## start INPUT FOR THIS TASK

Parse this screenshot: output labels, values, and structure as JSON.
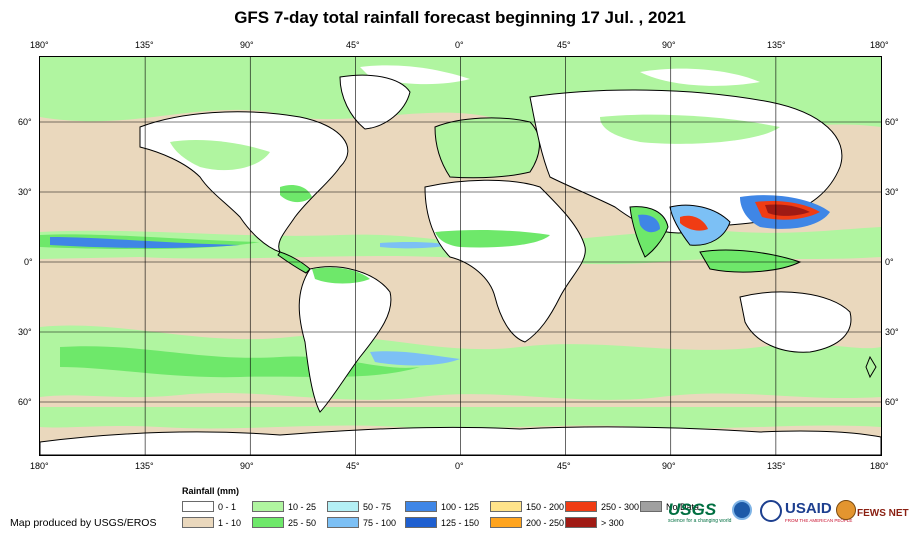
{
  "title": "GFS 7-day total rainfall forecast beginning 17 Jul. , 2021",
  "lon_ticks": [
    "180°",
    "135°",
    "90°",
    "45°",
    "0°",
    "45°",
    "90°",
    "135°",
    "180°"
  ],
  "lat_ticks": [
    "60°",
    "30°",
    "0°",
    "30°",
    "60°"
  ],
  "legend": {
    "title": "Rainfall (mm)",
    "items": [
      {
        "label": "0 - 1",
        "color": "#ffffff"
      },
      {
        "label": "1 - 10",
        "color": "#ead8bd"
      },
      {
        "label": "10 - 25",
        "color": "#b0f5a0"
      },
      {
        "label": "25 - 50",
        "color": "#6ee86a"
      },
      {
        "label": "50 - 75",
        "color": "#b4f0f5"
      },
      {
        "label": "75 - 100",
        "color": "#7cc0f5"
      },
      {
        "label": "100 - 125",
        "color": "#3f86e6"
      },
      {
        "label": "125 - 150",
        "color": "#1e5fd0"
      },
      {
        "label": "150 - 200",
        "color": "#ffe38a"
      },
      {
        "label": "200 - 250",
        "color": "#ffa41e"
      },
      {
        "label": "250 - 300",
        "color": "#f03c14"
      },
      {
        "label": "> 300",
        "color": "#a01a14"
      },
      {
        "label": "No Data",
        "color": "#a0a0a0"
      }
    ]
  },
  "credit": "Map produced by USGS/EROS",
  "logos": {
    "usgs": "USGS",
    "usgs_tagline": "science for a changing world",
    "usaid": "USAID",
    "usaid_tagline": "FROM THE AMERICAN PEOPLE",
    "fewsnet": "FEWS NET"
  },
  "colors": {
    "land_outline": "#000000",
    "graticule": "#000000",
    "ocean_dry": "#ead8bd"
  }
}
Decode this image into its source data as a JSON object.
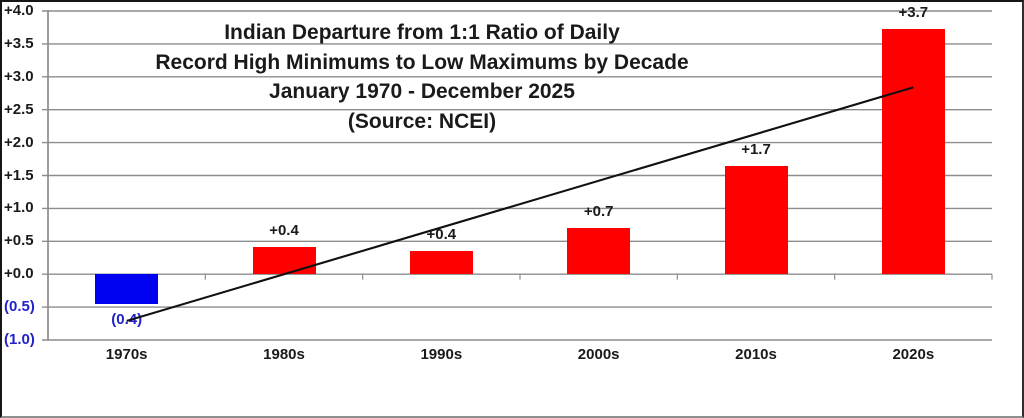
{
  "chart_data": {
    "type": "bar",
    "title_lines": [
      "Indian Departure from 1:1 Ratio of Daily",
      "Record High Minimums to Low Maximums by Decade",
      "January 1970 - December 2025",
      "(Source: NCEI)"
    ],
    "categories": [
      "1970s",
      "1980s",
      "1990s",
      "2000s",
      "2010s",
      "2020s"
    ],
    "values": [
      -0.4,
      0.4,
      0.4,
      0.7,
      1.7,
      3.7
    ],
    "values_plotted": [
      -0.45,
      0.42,
      0.36,
      0.7,
      1.65,
      3.73
    ],
    "data_labels": [
      "(0.4)",
      "+0.4",
      "+0.4",
      "+0.7",
      "+1.7",
      "+3.7"
    ],
    "xlabel": "",
    "ylabel": "",
    "y_axis": {
      "min": -1.0,
      "max": 4.0,
      "step": 0.5,
      "tick_values": [
        4.0,
        3.5,
        3.0,
        2.5,
        2.0,
        1.5,
        1.0,
        0.5,
        0.0,
        -0.5,
        -1.0
      ],
      "tick_labels": [
        "+4.0",
        "+3.5",
        "+3.0",
        "+2.5",
        "+2.0",
        "+1.5",
        "+1.0",
        "+0.5",
        "+0.0",
        "(0.5)",
        "(1.0)"
      ]
    },
    "trendline": {
      "type": "linear",
      "start_category": "1970s",
      "start_value": -0.71,
      "end_category": "2020s",
      "end_value": 2.84
    },
    "grid": "horizontal",
    "legend": "none"
  },
  "colors": {
    "positive_bar": "#ff0000",
    "negative_bar": "#0101f2",
    "negative_text": "#2222cc",
    "axis_text": "#1a1a1a",
    "gridline": "#8c8c8c",
    "trendline": "#111111",
    "background": "#ffffff"
  }
}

## end INPUT FOR THIS TASK

** SHORT EXERCISE **
Using the records above, output their complete text exactly, minus any images.

** FULL OUTPUT **
Parse this screenshot: output labels, values, and structure as JSON.
{
  "title": "GFS 7-day total rainfall forecast beginning 17 Jul. , 2021",
  "lon_ticks": [
    "180°",
    "135°",
    "90°",
    "45°",
    "0°",
    "45°",
    "90°",
    "135°",
    "180°"
  ],
  "lat_ticks": [
    "60°",
    "30°",
    "0°",
    "30°",
    "60°"
  ],
  "legend": {
    "title": "Rainfall (mm)",
    "items": [
      {
        "label": "0 - 1",
        "color": "#ffffff"
      },
      {
        "label": "1 - 10",
        "color": "#ead8bd"
      },
      {
        "label": "10 - 25",
        "color": "#b0f5a0"
      },
      {
        "label": "25 - 50",
        "color": "#6ee86a"
      },
      {
        "label": "50 - 75",
        "color": "#b4f0f5"
      },
      {
        "label": "75 - 100",
        "color": "#7cc0f5"
      },
      {
        "label": "100 - 125",
        "color": "#3f86e6"
      },
      {
        "label": "125 - 150",
        "color": "#1e5fd0"
      },
      {
        "label": "150 - 200",
        "color": "#ffe38a"
      },
      {
        "label": "200 - 250",
        "color": "#ffa41e"
      },
      {
        "label": "250 - 300",
        "color": "#f03c14"
      },
      {
        "label": "> 300",
        "color": "#a01a14"
      },
      {
        "label": "No Data",
        "color": "#a0a0a0"
      }
    ]
  },
  "credit": "Map produced by USGS/EROS",
  "logos": {
    "usgs": "USGS",
    "usgs_tagline": "science for a changing world",
    "usaid": "USAID",
    "usaid_tagline": "FROM THE AMERICAN PEOPLE",
    "fewsnet": "FEWS NET"
  },
  "colors": {
    "land_outline": "#000000",
    "graticule": "#000000",
    "ocean_dry": "#ead8bd"
  }
}
Decode this image into its source data as a JSON object.
{
  "chart_data": {
    "type": "bar",
    "title_lines": [
      "Indian Departure from 1:1 Ratio of Daily",
      "Record High Minimums to Low Maximums by Decade",
      "January 1970 - December 2025",
      "(Source: NCEI)"
    ],
    "categories": [
      "1970s",
      "1980s",
      "1990s",
      "2000s",
      "2010s",
      "2020s"
    ],
    "values": [
      -0.4,
      0.4,
      0.4,
      0.7,
      1.7,
      3.7
    ],
    "values_plotted": [
      -0.45,
      0.42,
      0.36,
      0.7,
      1.65,
      3.73
    ],
    "data_labels": [
      "(0.4)",
      "+0.4",
      "+0.4",
      "+0.7",
      "+1.7",
      "+3.7"
    ],
    "xlabel": "",
    "ylabel": "",
    "y_axis": {
      "min": -1.0,
      "max": 4.0,
      "step": 0.5,
      "tick_values": [
        4.0,
        3.5,
        3.0,
        2.5,
        2.0,
        1.5,
        1.0,
        0.5,
        0.0,
        -0.5,
        -1.0
      ],
      "tick_labels": [
        "+4.0",
        "+3.5",
        "+3.0",
        "+2.5",
        "+2.0",
        "+1.5",
        "+1.0",
        "+0.5",
        "+0.0",
        "(0.5)",
        "(1.0)"
      ]
    },
    "trendline": {
      "type": "linear",
      "start_category": "1970s",
      "start_value": -0.71,
      "end_category": "2020s",
      "end_value": 2.84
    },
    "grid": "horizontal",
    "legend": "none"
  },
  "colors": {
    "positive_bar": "#ff0000",
    "negative_bar": "#0101f2",
    "negative_text": "#2222cc",
    "axis_text": "#1a1a1a",
    "gridline": "#8c8c8c",
    "trendline": "#111111",
    "background": "#ffffff"
  }
}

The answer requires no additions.